== PROVIDED ENTRIES ==

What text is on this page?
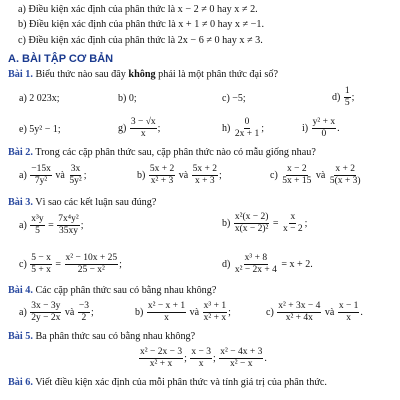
a) Điều kiện xác định của phân thức là x − 2 ≠ 0 hay x ≠ 2.
b) Điều kiện xác định của phân thức là x + 1 ≠ 0 hay x ≠ −1.
c) Điều kiện xác định của phân thức là 2x − 6 ≠ 0 hay x ≠ 3.
A. BÀI TẬP CƠ BẢN
Bài 1. Biểu thức nào sau đây không phải là một phân thức đại số?
a) 2 023x;	b) 0;	c) −5;	$d) \frac{1}{5}$ ;
e) 5y² − 1;	$g) \frac{3 - √x}{x}$ ;	$h) \frac{0}{2x + 1}$ ;	$i) \frac{\text{y² + x}}{0}$ .
Bài 2. Trong các cặp phân thức sau, cặp phân thức nào có mẫu giống nhau?
$a) \frac{-15x}{\text{7y²}}$ và $\frac{3x}{\text{5y²}}$ ;	$b) \frac{5x + 2}{\text{x² + 3}}$ và $\frac{5x + 2}{x + 3}$ ;	$c) \frac{x - 2}{5x + 15}$ và $\frac{x + 2}{5(x + 3)}$
Bài 3. Vì sao các kết luận sau đúng?
$a) \frac{\text{x³y}}{5} = \frac{\text{7x⁴y²}}{35xy}$ ;	$b) \frac{\text{x²(x − 2)}}{\text{x(x − 2)²}} = \frac{x}{x - 2}$ ;
$c) \frac{5 - x}{5 + x} = \frac{\text{x² − 10x + 25}}{\text{25 − x²}}$ ;	$d) \frac{\text{x³ + 8}}{\text{x² − 2x + 4}} = x + 2$.
Bài 4. Các cặp phân thức sau có bằng nhau không?
$a) \frac{3x - 3y}{2y - 2x}$ và $\frac{-3}{2}$ ;	$b) \frac{\text{x² − x + 1}}{x}$ và $\frac{\text{x³ + 1}}{\text{x² + x}}$ ;	$c) \frac{\text{x² + 3x − 4}}{\text{x² + 4x}}$ và $\frac{x - 1}{x}$ .
Bài 5. Ba phân thức sau có bằng nhau không?
$\frac{\text{x² − 2x − 3}}{\text{x² + x}}$ ; $\frac{x - 3}{x}$ ; $\frac{\text{x² − 4x + 3}}{\text{x² − x}}$ .
Bài 6. Viết điều kiện xác định của mỗi phân thức và tính giá trị của phân thức.
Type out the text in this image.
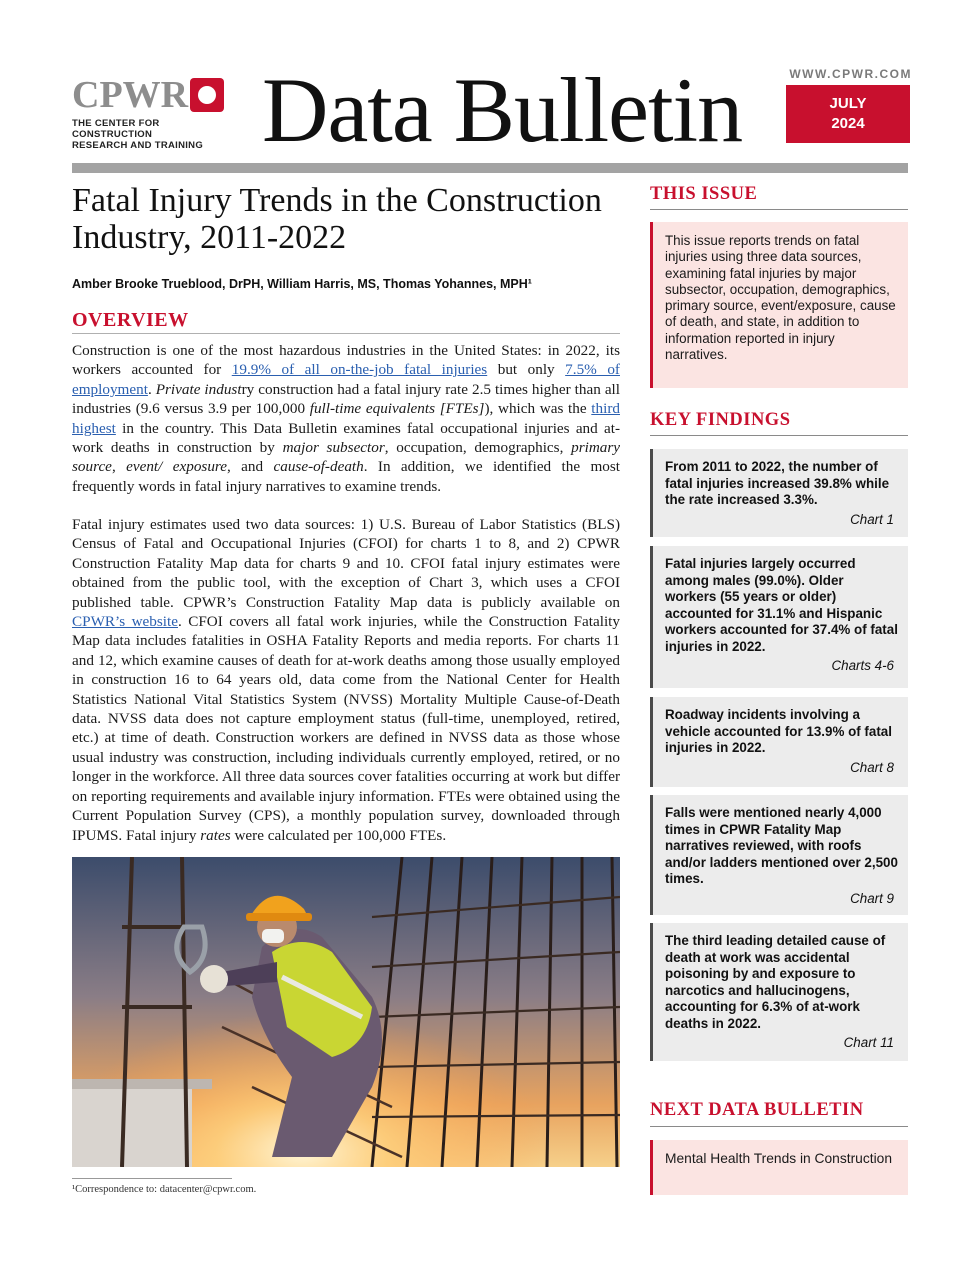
CPWR
THE CENTER FOR CONSTRUCTION
RESEARCH AND TRAINING Data Bulletin	WWW.CPWR.COM
JULY
2024
Fatal Injury Trends in the Construction
Industry, 2011-2022
Amber Brooke Trueblood, DrPH, William Harris, MS, Thomas Yohannes, MPH¹
OVERVIEW
Construction is one of the most hazardous industries in the United States: in 2022, its workers accounted for 19.9% of all on-the-job fatal injuries but only 7.5% of employment. Private industry construction had a fatal injury rate 2.5 times higher than all industries (9.6 versus 3.9 per 100,000 full-time equivalents [FTEs]), which was the third highest in the country. This Data Bulletin examines fatal occupational injuries and at-work deaths in construction by major subsector, occupation, demographics, primary source, event/ exposure, and cause-of-death. In addition, we identified the most frequently words in fatal injury narratives to examine trends.
Fatal injury estimates used two data sources: 1) U.S. Bureau of Labor Statistics (BLS) Census of Fatal and Occupational Injuries (CFOI) for charts 1 to 8, and 2) CPWR Construction Fatality Map data for charts 9 and 10. CFOI fatal injury estimates were obtained from the public tool, with the exception of Chart 3, which uses a CFOI published table. CPWR’s Construction Fatality Map data is publicly available on CPWR’s website. CFOI covers all fatal work injuries, while the Construction Fatality Map data includes fatalities in OSHA Fatality Reports and media reports. For charts 11 and 12, which examine causes of death for at-work deaths among those usually employed in construction 16 to 64 years old, data come from the National Center for Health Statistics National Vital Statistics System (NVSS) Mortality Multiple Cause-of-Death data. NVSS data does not capture employment status (full-time, unemployed, retired, etc.) at time of death. Construction workers are defined in NVSS data as those whose usual industry was construction, including individuals currently employed, retired, or no longer in the workforce. All three data sources cover fatalities occurring at work but differ on reporting requirements and available injury information. FTEs were obtained using the Current Population Survey (CPS), a monthly population survey, downloaded through IPUMS. Fatal injury rates were calculated per 100,000 FTEs.
¹Correspondence to: datacenter@cpwr.com.
THIS ISSUE
This issue reports trends on fatal injuries using three data sources, examining fatal injuries by major subsector, occupation, demographics, primary source, event/exposure, cause of death, and state, in addition to information reported in injury narratives.
KEY FINDINGS
From 2011 to 2022, the number of fatal injuries increased 39.8% while the rate increased 3.3%.
Chart 1
Fatal injuries largely occurred among males (99.0%). Older workers (55 years or older) accounted for 31.1% and Hispanic workers accounted for 37.4% of fatal injuries in 2022.
Charts 4-6
Roadway incidents involving a vehicle accounted for 13.9% of fatal injuries in 2022.
Chart 8
Falls were mentioned nearly 4,000 times in CPWR Fatality Map narratives reviewed, with roofs and/or ladders mentioned over 2,500 times.
Chart 9
The third leading detailed cause of death at work was accidental poisoning by and exposure to narcotics and hallucinogens, accounting for 6.3% of at-work deaths in 2022.
Chart 11
NEXT DATA BULLETIN
Mental Health Trends in Construction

===

CHALLENGE: Reproduce every record word for word. The copy must contain no pictures.

THE REPLY:
What text is on this page?
a) Điều kiện xác định của phân thức là x − 2 ≠ 0 hay x ≠ 2.
b) Điều kiện xác định của phân thức là x + 1 ≠ 0 hay x ≠ −1.
c) Điều kiện xác định của phân thức là 2x − 6 ≠ 0 hay x ≠ 3.
A. BÀI TẬP CƠ BẢN
Bài 1. Biểu thức nào sau đây không phải là một phân thức đại số?
a) 2 023x;	b) 0;	c) −5;	$d) \frac{1}{5}$ ;
e) 5y² − 1;	$g) \frac{3 - √x}{x}$ ;	$h) \frac{0}{2x + 1}$ ;	$i) \frac{\text{y² + x}}{0}$ .
Bài 2. Trong các cặp phân thức sau, cặp phân thức nào có mẫu giống nhau?
$a) \frac{-15x}{\text{7y²}}$ và $\frac{3x}{\text{5y²}}$ ;	$b) \frac{5x + 2}{\text{x² + 3}}$ và $\frac{5x + 2}{x + 3}$ ;	$c) \frac{x - 2}{5x + 15}$ và $\frac{x + 2}{5(x + 3)}$
Bài 3. Vì sao các kết luận sau đúng?
$a) \frac{\text{x³y}}{5} = \frac{\text{7x⁴y²}}{35xy}$ ;	$b) \frac{\text{x²(x − 2)}}{\text{x(x − 2)²}} = \frac{x}{x - 2}$ ;
$c) \frac{5 - x}{5 + x} = \frac{\text{x² − 10x + 25}}{\text{25 − x²}}$ ;	$d) \frac{\text{x³ + 8}}{\text{x² − 2x + 4}} = x + 2$.
Bài 4. Các cặp phân thức sau có bằng nhau không?
$a) \frac{3x - 3y}{2y - 2x}$ và $\frac{-3}{2}$ ;	$b) \frac{\text{x² − x + 1}}{x}$ và $\frac{\text{x³ + 1}}{\text{x² + x}}$ ;	$c) \frac{\text{x² + 3x − 4}}{\text{x² + 4x}}$ và $\frac{x - 1}{x}$ .
Bài 5. Ba phân thức sau có bằng nhau không?
$\frac{\text{x² − 2x − 3}}{\text{x² + x}}$ ; $\frac{x - 3}{x}$ ; $\frac{\text{x² − 4x + 3}}{\text{x² − x}}$ .
Bài 6. Viết điều kiện xác định của mỗi phân thức và tính giá trị của phân thức.
Type out the text in this image.
CPWR
THE CENTER FOR CONSTRUCTION
RESEARCH AND TRAINING Data Bulletin	WWW.CPWR.COM
JULY
2024
Fatal Injury Trends in the Construction
Industry, 2011-2022
Amber Brooke Trueblood, DrPH, William Harris, MS, Thomas Yohannes, MPH¹
OVERVIEW
Construction is one of the most hazardous industries in the United States: in 2022, its workers accounted for 19.9% of all on-the-job fatal injuries but only 7.5% of employment. Private industry construction had a fatal injury rate 2.5 times higher than all industries (9.6 versus 3.9 per 100,000 full-time equivalents [FTEs]), which was the third highest in the country. This Data Bulletin examines fatal occupational injuries and at-work deaths in construction by major subsector, occupation, demographics, primary source, event/ exposure, and cause-of-death. In addition, we identified the most frequently words in fatal injury narratives to examine trends.
Fatal injury estimates used two data sources: 1) U.S. Bureau of Labor Statistics (BLS) Census of Fatal and Occupational Injuries (CFOI) for charts 1 to 8, and 2) CPWR Construction Fatality Map data for charts 9 and 10. CFOI fatal injury estimates were obtained from the public tool, with the exception of Chart 3, which uses a CFOI published table. CPWR’s Construction Fatality Map data is publicly available on CPWR’s website. CFOI covers all fatal work injuries, while the Construction Fatality Map data includes fatalities in OSHA Fatality Reports and media reports. For charts 11 and 12, which examine causes of death for at-work deaths among those usually employed in construction 16 to 64 years old, data come from the National Center for Health Statistics National Vital Statistics System (NVSS) Mortality Multiple Cause-of-Death data. NVSS data does not capture employment status (full-time, unemployed, retired, etc.) at time of death. Construction workers are defined in NVSS data as those whose usual industry was construction, including individuals currently employed, retired, or no longer in the workforce. All three data sources cover fatalities occurring at work but differ on reporting requirements and available injury information. FTEs were obtained using the Current Population Survey (CPS), a monthly population survey, downloaded through IPUMS. Fatal injury rates were calculated per 100,000 FTEs.
¹Correspondence to: datacenter@cpwr.com.
THIS ISSUE
This issue reports trends on fatal injuries using three data sources, examining fatal injuries by major subsector, occupation, demographics, primary source, event/exposure, cause of death, and state, in addition to information reported in injury narratives.
KEY FINDINGS
From 2011 to 2022, the number of fatal injuries increased 39.8% while the rate increased 3.3%.
Chart 1
Fatal injuries largely occurred among males (99.0%). Older workers (55 years or older) accounted for 31.1% and Hispanic workers accounted for 37.4% of fatal injuries in 2022.
Charts 4-6
Roadway incidents involving a vehicle accounted for 13.9% of fatal injuries in 2022.
Chart 8
Falls were mentioned nearly 4,000 times in CPWR Fatality Map narratives reviewed, with roofs and/or ladders mentioned over 2,500 times.
Chart 9
The third leading detailed cause of death at work was accidental poisoning by and exposure to narcotics and hallucinogens, accounting for 6.3% of at-work deaths in 2022.
Chart 11
NEXT DATA BULLETIN
Mental Health Trends in Construction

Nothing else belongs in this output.